Where a line below includes the word "AstraZeneca", copy that line.

DATA FOR REVIEW START

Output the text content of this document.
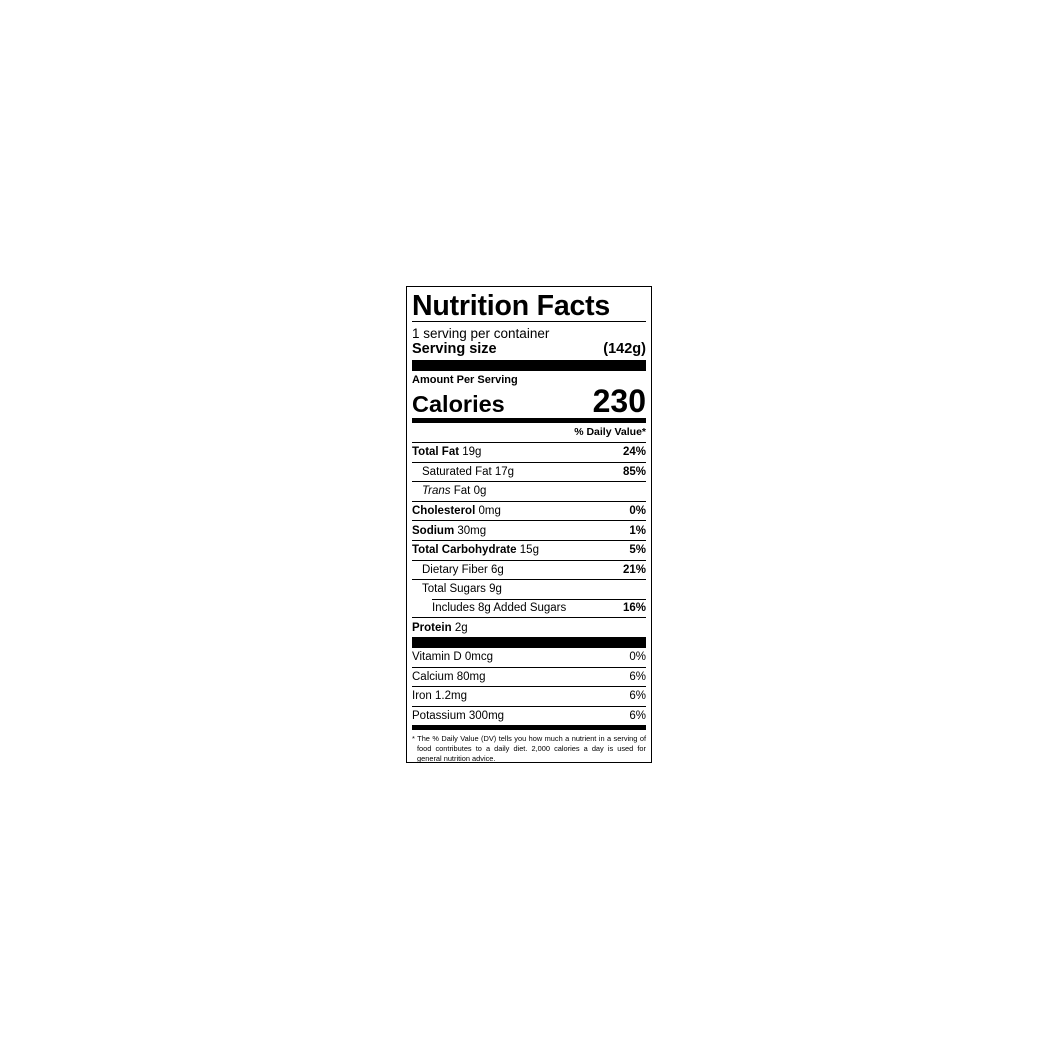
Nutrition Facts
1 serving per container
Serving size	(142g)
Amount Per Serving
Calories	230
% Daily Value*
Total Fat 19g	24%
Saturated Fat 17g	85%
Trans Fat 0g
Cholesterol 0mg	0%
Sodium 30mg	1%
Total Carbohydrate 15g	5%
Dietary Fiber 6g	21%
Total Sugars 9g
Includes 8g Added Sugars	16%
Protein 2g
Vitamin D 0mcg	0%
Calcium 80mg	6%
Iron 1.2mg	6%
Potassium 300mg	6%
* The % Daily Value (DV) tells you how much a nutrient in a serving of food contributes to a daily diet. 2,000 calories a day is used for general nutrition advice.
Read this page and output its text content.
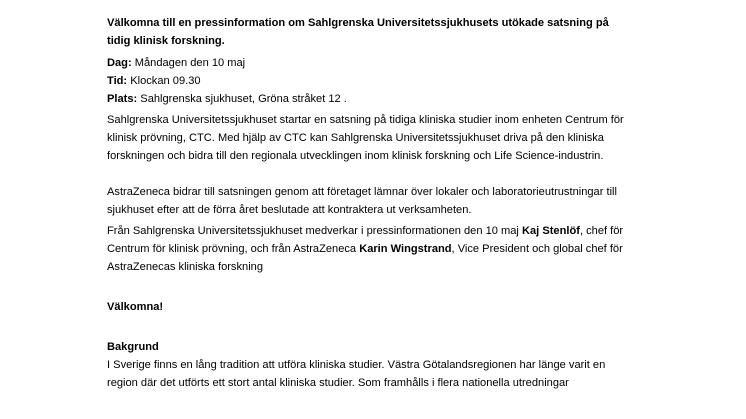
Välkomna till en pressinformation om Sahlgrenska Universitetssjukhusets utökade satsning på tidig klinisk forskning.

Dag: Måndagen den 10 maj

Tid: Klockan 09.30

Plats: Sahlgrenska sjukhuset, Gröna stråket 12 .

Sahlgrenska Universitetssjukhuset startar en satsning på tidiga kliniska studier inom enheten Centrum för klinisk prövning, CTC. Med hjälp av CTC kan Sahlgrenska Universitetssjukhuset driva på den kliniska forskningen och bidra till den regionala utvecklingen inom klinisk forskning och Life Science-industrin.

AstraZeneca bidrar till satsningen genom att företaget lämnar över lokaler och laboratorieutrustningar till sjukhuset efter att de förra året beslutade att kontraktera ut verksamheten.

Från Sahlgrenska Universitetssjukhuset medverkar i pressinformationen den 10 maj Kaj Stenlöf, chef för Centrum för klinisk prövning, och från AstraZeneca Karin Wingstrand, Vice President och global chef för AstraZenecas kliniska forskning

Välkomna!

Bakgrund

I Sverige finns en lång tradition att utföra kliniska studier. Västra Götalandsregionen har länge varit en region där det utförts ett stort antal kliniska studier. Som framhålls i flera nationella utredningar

DATA FOR REVIEW END

• WRITTEN RESPONSE:
AstraZeneca bidrar till satsningen genom att företaget lämnar över lokaler och laboratorieutrustningar till sjukhuset efter att de förra året beslutade att kontraktera ut verksamheten.
Från Sahlgrenska Universitetssjukhuset medverkar i pressinformationen den 10 maj Kaj Stenlöf, chef för Centrum för klinisk prövning, och från AstraZeneca Karin Wingstrand, Vice President och global chef för AstraZenecas kliniska forskning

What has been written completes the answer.